## BEGIN Working data

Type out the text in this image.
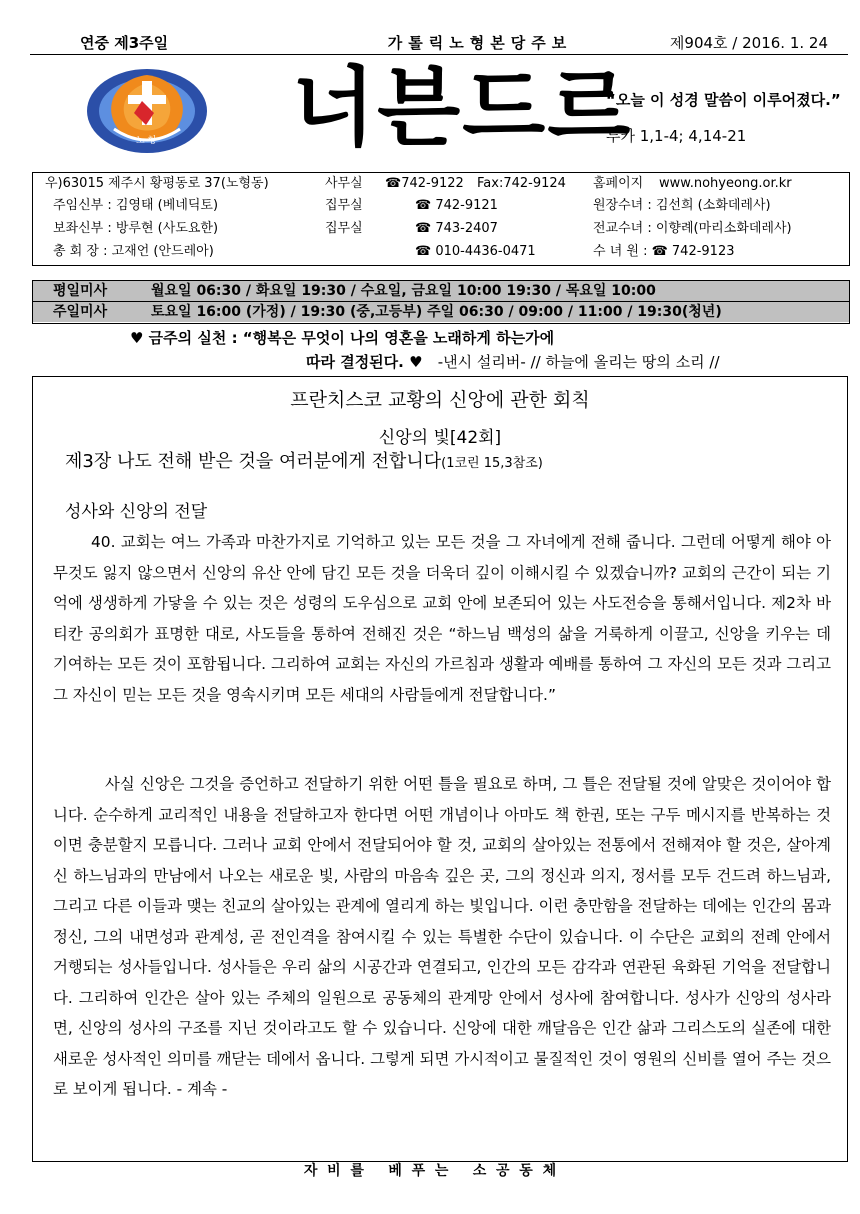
연중 제3주일	가톨릭노형본당주보	제904호 / 2016. 1. 24
노 형 너븐드르
“오늘 이 성경 말씀이 이루어졌다.” 루카 1,1-4; 4,14-21
우)63015 제주시 황평동로 37(노형동)	사무실 ☎742-9122 Fax:742-9124 홈페이지 www.nohyeong.or.kr
주임신부 : 김영태 (베네딕토)	집무실	☎ 742-9121	원장수녀 : 김선희 (소화데레사)
보좌신부 : 방루현 (사도요한)	집무실	☎ 743-2407	전교수녀 : 이향례(마리소화데레사)
총 회 장 : 고재언 (안드레아)	☎ 010-4436-0471	수 녀 원 : ☎ 742-9123
평일미사	월요일 06:30 / 화요일 19:30 / 수요일, 금요일 10:00 19:30 / 목요일 10:00
주일미사	토요일 16:00 (가정) / 19:30 (중,고등부) 주일 06:30 / 09:00 / 11:00 / 19:30(청년)
♥ 금주의 실천 : “행복은 무엇이 나의 영혼을 노래하게 하는가에
따라 결정된다. ♥ -낸시 설리버- // 하늘에 올리는 땅의 소리 //
프란치스코 교황의 신앙에 관한 회칙
신앙의 빛[42회]
제3장 나도 전해 받은 것을 여러분에게 전합니다(1코린 15,3참조)
성사와 신앙의 전달
40. 교회는 여느 가족과 마찬가지로 기억하고 있는 모든 것을 그 자녀에게 전해 줍니다. 그런데 어떻게 해야 아무것도 잃지 않으면서 신앙의 유산 안에 담긴 모든 것을 더욱더 깊이 이해시킬 수 있겠습니까? 교회의 근간이 되는 기억에 생생하게 가닿을 수 있는 것은 성령의 도우심으로 교회 안에 보존되어 있는 사도전승을 통해서입니다. 제2차 바티칸 공의회가 표명한 대로, 사도들을 통하여 전해진 것은 “하느님 백성의 삶을 거룩하게 이끌고, 신앙을 키우는 데 기여하는 모든 것이 포함됩니다. 그리하여 교회는 자신의 가르침과 생활과 예배를 통하여 그 자신의 모든 것과 그리고 그 자신이 믿는 모든 것을 영속시키며 모든 세대의 사람들에게 전달합니다.”
사실 신앙은 그것을 증언하고 전달하기 위한 어떤 틀을 필요로 하며, 그 틀은 전달될 것에 알맞은 것이어야 합니다. 순수하게 교리적인 내용을 전달하고자 한다면 어떤 개념이나 아마도 책 한권, 또는 구두 메시지를 반복하는 것이면 충분할지 모릅니다. 그러나 교회 안에서 전달되어야 할 것, 교회의 살아있는 전통에서 전해져야 할 것은, 살아계신 하느님과의 만남에서 나오는 새로운 빛, 사람의 마음속 깊은 곳, 그의 정신과 의지, 정서를 모두 건드려 하느님과, 그리고 다른 이들과 맺는 친교의 살아있는 관계에 열리게 하는 빛입니다. 이런 충만함을 전달하는 데에는 인간의 몸과 정신, 그의 내면성과 관계성, 곧 전인격을 참여시킬 수 있는 특별한 수단이 있습니다. 이 수단은 교회의 전례 안에서 거행되는 성사들입니다. 성사들은 우리 삶의 시공간과 연결되고, 인간의 모든 감각과 연관된 육화된 기억을 전달합니다. 그리하여 인간은 살아 있는 주체의 일원으로 공동체의 관계망 안에서 성사에 참여합니다. 성사가 신앙의 성사라면, 신앙의 성사의 구조를 지닌 것이라고도 할 수 있습니다. 신앙에 대한 깨달음은 인간 삶과 그리스도의 실존에 대한 새로운 성사적인 의미를 깨닫는 데에서 옵니다. 그렇게 되면 가시적이고 물질적인 것이 영원의 신비를 열어 주는 것으로 보이게 됩니다. - 계속 -
자  비  를     베  푸  는     소  공  동  체
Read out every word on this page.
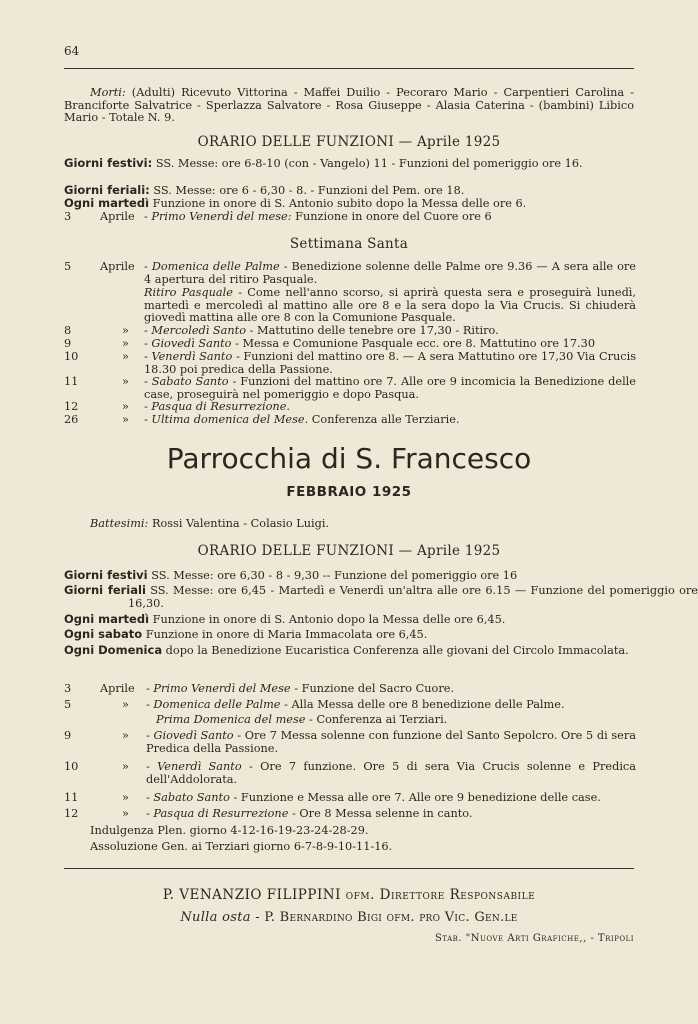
64
Morti: (Adulti) Ricevuto Vittorina - Maffei Duilio - Pecoraro Mario - Carpentieri Carolina - Branciforte Salvatrice - Sperlazza Salvatore - Rosa Giuseppe - Alasia Caterina - (bambini) Libico Mario - Totale N. 9.
ORARIO DELLE FUNZIONI — Aprile 1925
Giorni festivi: SS. Messe: ore 6-8-10 (con - Vangelo) 11 - Funzioni del pomeriggio ore 16.
Giorni feriali: SS. Messe: ore 6 - 6,30 - 8. - Funzioni del Pem. ore 18.
Ogni martedì Funzione in onore di S. Antonio subito dopo la Messa delle ore 6.
3	Aprile - Primo Venerdì del mese: Funzione in onore del Cuore ore 6
Settimana Santa
5	Aprile - Domenica delle Palme - Benedizione solenne delle Palme ore 9.36 — A sera alle ore 4 apertura del ritiro Pasquale.
Ritiro Pasquale - Come nell'anno scorso, si aprirà questa sera e proseguirà lunedì, martedì e mercoledì al mattino alle ore 8 e la sera dopo la Via Crucis. Si chiuderà giovedì mattina alle ore 8 con la Comunione Pasquale.
8	»	- Mercoledì Santo - Mattutino delle tenebre ore 17,30 - Ritiro.
9	»	- Giovedì Santo - Messa e Comunione Pasquale ecc. ore 8. Mattutino ore 17.30
10	»	- Venerdì Santo - Funzioni del mattino ore 8. — A sera Mattutino ore 17,30 Via Crucis 18.30 poi predica della Passione.
11	»	- Sabato Santo - Funzioni del mattino ore 7. Alle ore 9 incomicia la Benedizione delle case, proseguirà nel pomeriggio e dopo Pasqua.
12	»	- Pasqua di Resurrezione.
26	»	- Ultima domenica del Mese. Conferenza alle Terziarie.
Parrocchia di S. Francesco
FEBBRAIO 1925
Battesimi: Rossi Valentina - Colasio Luigi.
ORARIO DELLE FUNZIONI — Aprile 1925
Giorni festivi SS. Messe: ore 6,30 - 8 - 9,30 -- Funzione del pomeriggio ore 16
Giorni feriali SS. Messe: ore 6,45 - Martedì e Venerdì un'altra alle ore 6.15 — Funzione del pomeriggio ore 16,30.
Ogni martedì Funzione in onore di S. Antonio dopo la Messa delle ore 6,45.
Ogni sabato Funzione in onore di Maria Immacolata ore 6,45.
Ogni Domenica dopo la Benedizione Eucaristica Conferenza alle giovani del Circolo Immacolata.
3	Aprile - Primo Venerdì del Mese - Funzione del Sacro Cuore.
5	»	- Domenica delle Palme - Alla Messa delle ore 8 benedizione delle Palme.
Prima Domenica del mese - Conferenza ai Terziari.
9	»	- Giovedì Santo - Ore 7 Messa solenne con funzione del Santo Sepolcro. Ore 5 di sera Predica della Passione.
10	»	- Venerdì Santo - Ore 7 funzione. Ore 5 di sera Via Crucis solenne e Predica dell'Addolorata.
11	»	- Sabato Santo - Funzione e Messa alle ore 7. Alle ore 9 benedizione delle case.
12	»	- Pasqua di Resurrezione - Ore 8 Messa selenne in canto.
Indulgenza Plen. giorno 4-12-16-19-23-24-28-29.
Assoluzione Gen. ai Terziari giorno 6-7-8-9-10-11-16.
P. VENANZIO FILIPPINI ofm. Direttore Responsabile
Nulla osta - P. Bernardino Bigi ofm. pro Vic. Gen.le
Stab. "Nuove Arti Grafiche,, - Tripoli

## END Working data

# What is required
Pictures in the data above should not be copied; transcribe everything else exactly.

# Finished task
Type out the text in this image.
연중 제3주일	가톨릭노형본당주보	제904호 / 2016. 1. 24
노 형 너븐드르
“오늘 이 성경 말씀이 이루어졌다.” 루카 1,1-4; 4,14-21
우)63015 제주시 황평동로 37(노형동)	사무실 ☎742-9122 Fax:742-9124 홈페이지 www.nohyeong.or.kr
주임신부 : 김영태 (베네딕토)	집무실	☎ 742-9121	원장수녀 : 김선희 (소화데레사)
보좌신부 : 방루현 (사도요한)	집무실	☎ 743-2407	전교수녀 : 이향례(마리소화데레사)
총 회 장 : 고재언 (안드레아)	☎ 010-4436-0471	수 녀 원 : ☎ 742-9123
평일미사	월요일 06:30 / 화요일 19:30 / 수요일, 금요일 10:00 19:30 / 목요일 10:00
주일미사	토요일 16:00 (가정) / 19:30 (중,고등부) 주일 06:30 / 09:00 / 11:00 / 19:30(청년)
♥ 금주의 실천 : “행복은 무엇이 나의 영혼을 노래하게 하는가에
따라 결정된다. ♥ -낸시 설리버- // 하늘에 올리는 땅의 소리 //
프란치스코 교황의 신앙에 관한 회칙
신앙의 빛[42회]
제3장 나도 전해 받은 것을 여러분에게 전합니다(1코린 15,3참조)
성사와 신앙의 전달
40. 교회는 여느 가족과 마찬가지로 기억하고 있는 모든 것을 그 자녀에게 전해 줍니다. 그런데 어떻게 해야 아무것도 잃지 않으면서 신앙의 유산 안에 담긴 모든 것을 더욱더 깊이 이해시킬 수 있겠습니까? 교회의 근간이 되는 기억에 생생하게 가닿을 수 있는 것은 성령의 도우심으로 교회 안에 보존되어 있는 사도전승을 통해서입니다. 제2차 바티칸 공의회가 표명한 대로, 사도들을 통하여 전해진 것은 “하느님 백성의 삶을 거룩하게 이끌고, 신앙을 키우는 데 기여하는 모든 것이 포함됩니다. 그리하여 교회는 자신의 가르침과 생활과 예배를 통하여 그 자신의 모든 것과 그리고 그 자신이 믿는 모든 것을 영속시키며 모든 세대의 사람들에게 전달합니다.”
사실 신앙은 그것을 증언하고 전달하기 위한 어떤 틀을 필요로 하며, 그 틀은 전달될 것에 알맞은 것이어야 합니다. 순수하게 교리적인 내용을 전달하고자 한다면 어떤 개념이나 아마도 책 한권, 또는 구두 메시지를 반복하는 것이면 충분할지 모릅니다. 그러나 교회 안에서 전달되어야 할 것, 교회의 살아있는 전통에서 전해져야 할 것은, 살아계신 하느님과의 만남에서 나오는 새로운 빛, 사람의 마음속 깊은 곳, 그의 정신과 의지, 정서를 모두 건드려 하느님과, 그리고 다른 이들과 맺는 친교의 살아있는 관계에 열리게 하는 빛입니다. 이런 충만함을 전달하는 데에는 인간의 몸과 정신, 그의 내면성과 관계성, 곧 전인격을 참여시킬 수 있는 특별한 수단이 있습니다. 이 수단은 교회의 전례 안에서 거행되는 성사들입니다. 성사들은 우리 삶의 시공간과 연결되고, 인간의 모든 감각과 연관된 육화된 기억을 전달합니다. 그리하여 인간은 살아 있는 주체의 일원으로 공동체의 관계망 안에서 성사에 참여합니다. 성사가 신앙의 성사라면, 신앙의 성사의 구조를 지닌 것이라고도 할 수 있습니다. 신앙에 대한 깨달음은 인간 삶과 그리스도의 실존에 대한 새로운 성사적인 의미를 깨닫는 데에서 옵니다. 그렇게 되면 가시적이고 물질적인 것이 영원의 신비를 열어 주는 것으로 보이게 됩니다. - 계속 -
자  비  를     베  푸  는     소  공  동  체
Read out every word on this page.
64
Morti: (Adulti) Ricevuto Vittorina - Maffei Duilio - Pecoraro Mario - Carpentieri Carolina - Branciforte Salvatrice - Sperlazza Salvatore - Rosa Giuseppe - Alasia Caterina - (bambini) Libico Mario - Totale N. 9.
ORARIO DELLE FUNZIONI — Aprile 1925
Giorni festivi: SS. Messe: ore 6-8-10 (con - Vangelo) 11 - Funzioni del pomeriggio ore 16.
Giorni feriali: SS. Messe: ore 6 - 6,30 - 8. - Funzioni del Pem. ore 18.
Ogni martedì Funzione in onore di S. Antonio subito dopo la Messa delle ore 6.
3	Aprile - Primo Venerdì del mese: Funzione in onore del Cuore ore 6
Settimana Santa
5	Aprile - Domenica delle Palme - Benedizione solenne delle Palme ore 9.36 — A sera alle ore 4 apertura del ritiro Pasquale.
Ritiro Pasquale - Come nell'anno scorso, si aprirà questa sera e proseguirà lunedì, martedì e mercoledì al mattino alle ore 8 e la sera dopo la Via Crucis. Si chiuderà giovedì mattina alle ore 8 con la Comunione Pasquale.
8	»	- Mercoledì Santo - Mattutino delle tenebre ore 17,30 - Ritiro.
9	»	- Giovedì Santo - Messa e Comunione Pasquale ecc. ore 8. Mattutino ore 17.30
10	»	- Venerdì Santo - Funzioni del mattino ore 8. — A sera Mattutino ore 17,30 Via Crucis 18.30 poi predica della Passione.
11	»	- Sabato Santo - Funzioni del mattino ore 7. Alle ore 9 incomicia la Benedizione delle case, proseguirà nel pomeriggio e dopo Pasqua.
12	»	- Pasqua di Resurrezione.
26	»	- Ultima domenica del Mese. Conferenza alle Terziarie.
Parrocchia di S. Francesco
FEBBRAIO 1925
Battesimi: Rossi Valentina - Colasio Luigi.
ORARIO DELLE FUNZIONI — Aprile 1925
Giorni festivi SS. Messe: ore 6,30 - 8 - 9,30 -- Funzione del pomeriggio ore 16
Giorni feriali SS. Messe: ore 6,45 - Martedì e Venerdì un'altra alle ore 6.15 — Funzione del pomeriggio ore 16,30.
Ogni martedì Funzione in onore di S. Antonio dopo la Messa delle ore 6,45.
Ogni sabato Funzione in onore di Maria Immacolata ore 6,45.
Ogni Domenica dopo la Benedizione Eucaristica Conferenza alle giovani del Circolo Immacolata.
3	Aprile - Primo Venerdì del Mese - Funzione del Sacro Cuore.
5	»	- Domenica delle Palme - Alla Messa delle ore 8 benedizione delle Palme.
Prima Domenica del mese - Conferenza ai Terziari.
9	»	- Giovedì Santo - Ore 7 Messa solenne con funzione del Santo Sepolcro. Ore 5 di sera Predica della Passione.
10	»	- Venerdì Santo - Ore 7 funzione. Ore 5 di sera Via Crucis solenne e Predica dell'Addolorata.
11	»	- Sabato Santo - Funzione e Messa alle ore 7. Alle ore 9 benedizione delle case.
12	»	- Pasqua di Resurrezione - Ore 8 Messa selenne in canto.
Indulgenza Plen. giorno 4-12-16-19-23-24-28-29.
Assoluzione Gen. ai Terziari giorno 6-7-8-9-10-11-16.
P. VENANZIO FILIPPINI ofm. Direttore Responsabile
Nulla osta - P. Bernardino Bigi ofm. pro Vic. Gen.le
Stab. "Nuove Arti Grafiche,, - Tripoli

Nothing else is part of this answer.